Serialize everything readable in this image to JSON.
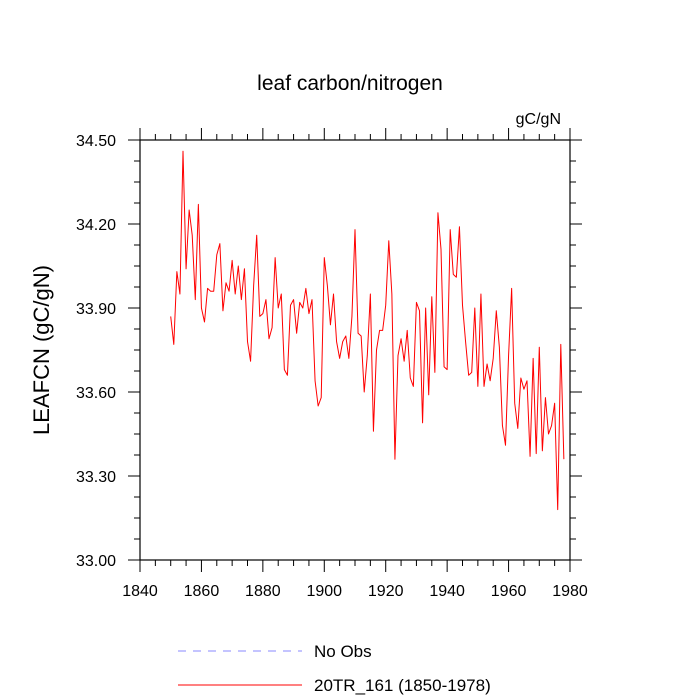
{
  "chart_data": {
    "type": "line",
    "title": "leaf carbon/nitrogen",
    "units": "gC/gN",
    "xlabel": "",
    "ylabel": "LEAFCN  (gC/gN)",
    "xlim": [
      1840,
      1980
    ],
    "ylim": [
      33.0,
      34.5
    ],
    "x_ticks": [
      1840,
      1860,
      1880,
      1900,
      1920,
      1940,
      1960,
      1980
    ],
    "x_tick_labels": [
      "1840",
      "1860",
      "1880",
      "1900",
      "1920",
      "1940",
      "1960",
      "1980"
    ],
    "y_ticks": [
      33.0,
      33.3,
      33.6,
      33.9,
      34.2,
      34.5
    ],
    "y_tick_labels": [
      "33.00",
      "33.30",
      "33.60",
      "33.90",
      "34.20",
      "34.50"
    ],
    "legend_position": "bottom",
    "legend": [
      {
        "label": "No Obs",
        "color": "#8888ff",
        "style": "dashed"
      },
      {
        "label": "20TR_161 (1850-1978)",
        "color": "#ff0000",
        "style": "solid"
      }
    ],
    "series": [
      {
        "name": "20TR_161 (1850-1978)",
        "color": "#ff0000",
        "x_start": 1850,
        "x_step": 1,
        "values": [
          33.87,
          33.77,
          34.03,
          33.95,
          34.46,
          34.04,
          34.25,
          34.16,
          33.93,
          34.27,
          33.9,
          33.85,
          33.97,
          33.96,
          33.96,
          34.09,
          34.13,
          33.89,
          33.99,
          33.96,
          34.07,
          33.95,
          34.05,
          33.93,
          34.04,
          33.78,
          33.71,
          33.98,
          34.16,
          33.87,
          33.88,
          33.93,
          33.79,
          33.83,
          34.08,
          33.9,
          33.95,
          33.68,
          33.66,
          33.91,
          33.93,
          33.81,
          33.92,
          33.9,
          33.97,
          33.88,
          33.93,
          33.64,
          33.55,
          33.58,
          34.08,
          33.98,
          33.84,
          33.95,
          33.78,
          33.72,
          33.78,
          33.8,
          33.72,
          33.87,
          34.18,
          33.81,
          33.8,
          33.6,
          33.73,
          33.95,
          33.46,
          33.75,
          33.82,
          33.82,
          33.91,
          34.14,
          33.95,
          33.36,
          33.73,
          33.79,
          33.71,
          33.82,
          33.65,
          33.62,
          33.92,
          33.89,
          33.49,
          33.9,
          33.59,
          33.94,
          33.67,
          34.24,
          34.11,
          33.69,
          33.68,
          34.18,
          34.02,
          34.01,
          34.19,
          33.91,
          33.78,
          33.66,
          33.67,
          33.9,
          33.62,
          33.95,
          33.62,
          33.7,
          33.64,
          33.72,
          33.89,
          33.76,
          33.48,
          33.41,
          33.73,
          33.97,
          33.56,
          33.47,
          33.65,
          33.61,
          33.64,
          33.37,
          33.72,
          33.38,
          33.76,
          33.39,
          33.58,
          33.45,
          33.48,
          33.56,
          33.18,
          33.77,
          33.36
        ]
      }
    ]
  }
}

= = =

- Required task
Extract the text of all the records above verbatim, excluding pictures.

- Result for this exercise
Serialize everything readable in this image to JSON.
{
  "chart_data": {
    "type": "line",
    "title": "leaf carbon/nitrogen",
    "units": "gC/gN",
    "xlabel": "",
    "ylabel": "LEAFCN  (gC/gN)",
    "xlim": [
      1840,
      1980
    ],
    "ylim": [
      33.0,
      34.5
    ],
    "x_ticks": [
      1840,
      1860,
      1880,
      1900,
      1920,
      1940,
      1960,
      1980
    ],
    "x_tick_labels": [
      "1840",
      "1860",
      "1880",
      "1900",
      "1920",
      "1940",
      "1960",
      "1980"
    ],
    "y_ticks": [
      33.0,
      33.3,
      33.6,
      33.9,
      34.2,
      34.5
    ],
    "y_tick_labels": [
      "33.00",
      "33.30",
      "33.60",
      "33.90",
      "34.20",
      "34.50"
    ],
    "legend_position": "bottom",
    "legend": [
      {
        "label": "No Obs",
        "color": "#8888ff",
        "style": "dashed"
      },
      {
        "label": "20TR_161 (1850-1978)",
        "color": "#ff0000",
        "style": "solid"
      }
    ],
    "series": [
      {
        "name": "20TR_161 (1850-1978)",
        "color": "#ff0000",
        "x_start": 1850,
        "x_step": 1,
        "values": [
          33.87,
          33.77,
          34.03,
          33.95,
          34.46,
          34.04,
          34.25,
          34.16,
          33.93,
          34.27,
          33.9,
          33.85,
          33.97,
          33.96,
          33.96,
          34.09,
          34.13,
          33.89,
          33.99,
          33.96,
          34.07,
          33.95,
          34.05,
          33.93,
          34.04,
          33.78,
          33.71,
          33.98,
          34.16,
          33.87,
          33.88,
          33.93,
          33.79,
          33.83,
          34.08,
          33.9,
          33.95,
          33.68,
          33.66,
          33.91,
          33.93,
          33.81,
          33.92,
          33.9,
          33.97,
          33.88,
          33.93,
          33.64,
          33.55,
          33.58,
          34.08,
          33.98,
          33.84,
          33.95,
          33.78,
          33.72,
          33.78,
          33.8,
          33.72,
          33.87,
          34.18,
          33.81,
          33.8,
          33.6,
          33.73,
          33.95,
          33.46,
          33.75,
          33.82,
          33.82,
          33.91,
          34.14,
          33.95,
          33.36,
          33.73,
          33.79,
          33.71,
          33.82,
          33.65,
          33.62,
          33.92,
          33.89,
          33.49,
          33.9,
          33.59,
          33.94,
          33.67,
          34.24,
          34.11,
          33.69,
          33.68,
          34.18,
          34.02,
          34.01,
          34.19,
          33.91,
          33.78,
          33.66,
          33.67,
          33.9,
          33.62,
          33.95,
          33.62,
          33.7,
          33.64,
          33.72,
          33.89,
          33.76,
          33.48,
          33.41,
          33.73,
          33.97,
          33.56,
          33.47,
          33.65,
          33.61,
          33.64,
          33.37,
          33.72,
          33.38,
          33.76,
          33.39,
          33.58,
          33.45,
          33.48,
          33.56,
          33.18,
          33.77,
          33.36
        ]
      }
    ]
  }
}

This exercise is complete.